**Document text:**
━━━━━━━━━━━━━━━━━━━━

Fiore's actions demonstrate that he "clearly intended to sell throughout the Relevant Period." (Id. ¶ 41.) For example, at least two of the brokerage accounts from which Fiore sold Plandai stock identified "liquidation" among the objectives for the accounts. (Id. ¶ 41.) Furthermore, Fiore completed and signed at least five documents that were sent to brokerage firms where Berkshire and Eat at Joe's maintained accounts that held Plandai stock, disclosing his intent to sell stock from those accounts. (Id. ¶ 42.) For example, on November 8, 2013, in connection with his deposit and intended sale of 1.25 million shares of Plandai stock owned by Eat at Joe's, Fiore submitted a representation letter to his brokerage firm in which he certified, "I have sold, or am in the process of selling, the above referenced [Plandai] shares," and from November 2013 through January 2014 he did, in fact, sell all the shares referred to in the letter. (Id. ¶ 43.)

━━━━━━━━━━━━━━━━━━━━

**Record excerpts:**

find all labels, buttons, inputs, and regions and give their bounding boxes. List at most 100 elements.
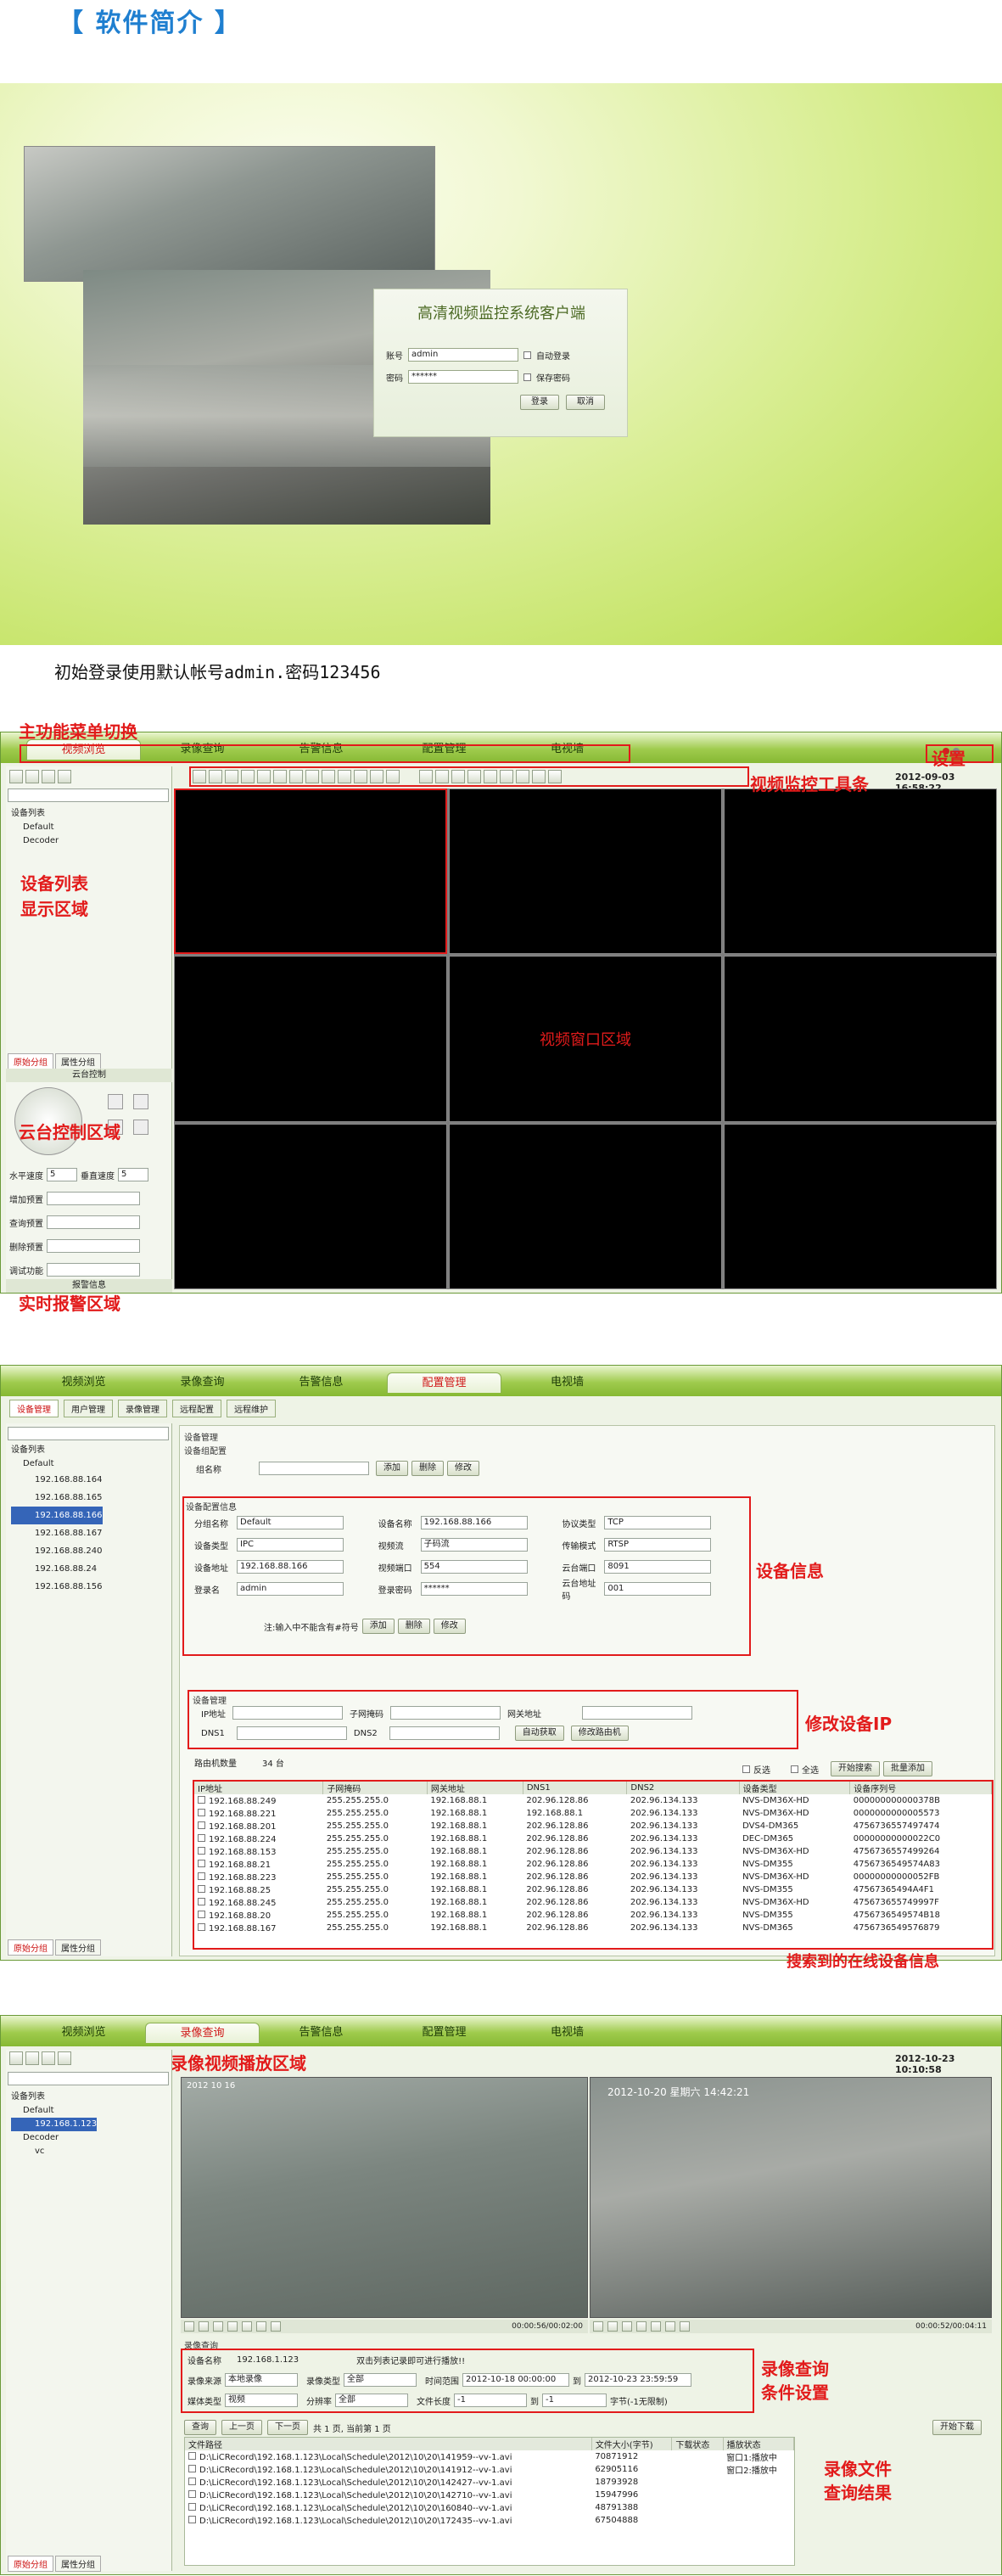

━━━━━━━━━━━━━━━━━━━━

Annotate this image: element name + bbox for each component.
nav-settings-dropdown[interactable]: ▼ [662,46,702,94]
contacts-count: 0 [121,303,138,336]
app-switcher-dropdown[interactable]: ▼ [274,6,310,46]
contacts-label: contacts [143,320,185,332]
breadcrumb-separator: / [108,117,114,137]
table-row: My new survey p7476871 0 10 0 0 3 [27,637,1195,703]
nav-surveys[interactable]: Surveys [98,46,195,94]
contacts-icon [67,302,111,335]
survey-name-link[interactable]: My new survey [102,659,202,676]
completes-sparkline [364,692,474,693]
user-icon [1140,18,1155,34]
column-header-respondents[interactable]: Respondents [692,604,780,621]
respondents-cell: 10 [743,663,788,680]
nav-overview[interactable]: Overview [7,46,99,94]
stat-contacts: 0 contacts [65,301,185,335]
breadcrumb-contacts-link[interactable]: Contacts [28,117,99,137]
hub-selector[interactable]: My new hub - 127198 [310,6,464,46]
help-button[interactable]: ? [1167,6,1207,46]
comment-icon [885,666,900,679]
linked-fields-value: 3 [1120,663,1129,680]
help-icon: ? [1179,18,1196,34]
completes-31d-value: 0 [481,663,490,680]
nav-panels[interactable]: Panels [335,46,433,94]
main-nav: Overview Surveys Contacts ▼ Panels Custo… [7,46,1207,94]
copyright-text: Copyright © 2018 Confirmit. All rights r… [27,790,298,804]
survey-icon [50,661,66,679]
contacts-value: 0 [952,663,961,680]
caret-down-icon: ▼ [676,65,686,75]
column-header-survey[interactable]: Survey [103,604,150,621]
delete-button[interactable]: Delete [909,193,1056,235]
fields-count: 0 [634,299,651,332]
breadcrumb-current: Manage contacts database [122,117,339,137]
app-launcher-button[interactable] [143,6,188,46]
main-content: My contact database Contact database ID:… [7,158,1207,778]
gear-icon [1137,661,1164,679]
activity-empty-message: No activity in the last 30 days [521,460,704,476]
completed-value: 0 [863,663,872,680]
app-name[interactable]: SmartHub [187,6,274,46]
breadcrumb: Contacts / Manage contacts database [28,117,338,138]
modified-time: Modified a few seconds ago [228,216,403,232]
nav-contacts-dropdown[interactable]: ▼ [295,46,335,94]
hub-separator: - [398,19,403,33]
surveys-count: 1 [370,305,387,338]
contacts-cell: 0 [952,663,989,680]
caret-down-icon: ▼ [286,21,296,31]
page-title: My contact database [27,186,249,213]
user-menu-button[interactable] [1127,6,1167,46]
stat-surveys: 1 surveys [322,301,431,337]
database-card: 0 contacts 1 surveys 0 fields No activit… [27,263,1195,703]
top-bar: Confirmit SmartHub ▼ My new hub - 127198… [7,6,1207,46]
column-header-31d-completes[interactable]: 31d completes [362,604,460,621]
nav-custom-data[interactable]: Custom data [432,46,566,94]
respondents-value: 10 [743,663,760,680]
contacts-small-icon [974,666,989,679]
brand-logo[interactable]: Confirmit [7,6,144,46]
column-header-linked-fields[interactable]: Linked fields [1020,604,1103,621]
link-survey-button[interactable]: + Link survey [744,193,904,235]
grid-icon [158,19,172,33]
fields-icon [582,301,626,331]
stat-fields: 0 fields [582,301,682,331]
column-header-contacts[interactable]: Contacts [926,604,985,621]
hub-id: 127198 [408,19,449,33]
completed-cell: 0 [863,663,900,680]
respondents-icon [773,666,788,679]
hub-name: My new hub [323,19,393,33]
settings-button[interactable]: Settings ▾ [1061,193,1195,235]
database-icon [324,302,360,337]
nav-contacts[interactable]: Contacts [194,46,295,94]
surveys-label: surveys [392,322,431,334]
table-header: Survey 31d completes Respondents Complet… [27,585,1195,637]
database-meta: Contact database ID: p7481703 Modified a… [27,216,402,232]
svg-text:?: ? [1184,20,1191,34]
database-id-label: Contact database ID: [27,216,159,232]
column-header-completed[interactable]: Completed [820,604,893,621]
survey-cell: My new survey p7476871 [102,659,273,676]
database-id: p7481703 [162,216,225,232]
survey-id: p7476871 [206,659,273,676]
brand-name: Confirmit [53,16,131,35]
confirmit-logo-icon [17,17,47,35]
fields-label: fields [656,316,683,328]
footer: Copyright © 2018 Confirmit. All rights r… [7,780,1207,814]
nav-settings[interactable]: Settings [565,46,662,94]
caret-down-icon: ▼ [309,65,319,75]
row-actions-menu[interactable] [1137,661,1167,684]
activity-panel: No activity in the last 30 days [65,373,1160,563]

━━━━━━━━━━━━━━━━━━━━

**Directive:** Copy out the entire passage above about Fiore's sales of Plandai stock, word for word.

**Completed task:**
Fiore's actions demonstrate that he "clearly intended to sell throughout the Relevant Period." (Id. ¶ 41.) For example, at least two of the brokerage accounts from which Fiore sold Plandai stock identified "liquidation" among the objectives for the accounts. (Id. ¶ 41.) Furthermore, Fiore completed and signed at least five documents that were sent to brokerage firms where Berkshire and Eat at Joe's maintained accounts that held Plandai stock, disclosing his intent to sell stock from those accounts. (Id. ¶ 42.) For example, on November 8, 2013, in connection with his deposit and intended sale of 1.25 million shares of Plandai stock owned by Eat at Joe's, Fiore submitted a representation letter to his brokerage firm in which he certified, "I have sold, or am in the process of selling, the above referenced [Plandai] shares," and from November 2013 through January 2014 he did, in fact, sell all the shares referred to in the letter. (Id. ¶ 43.)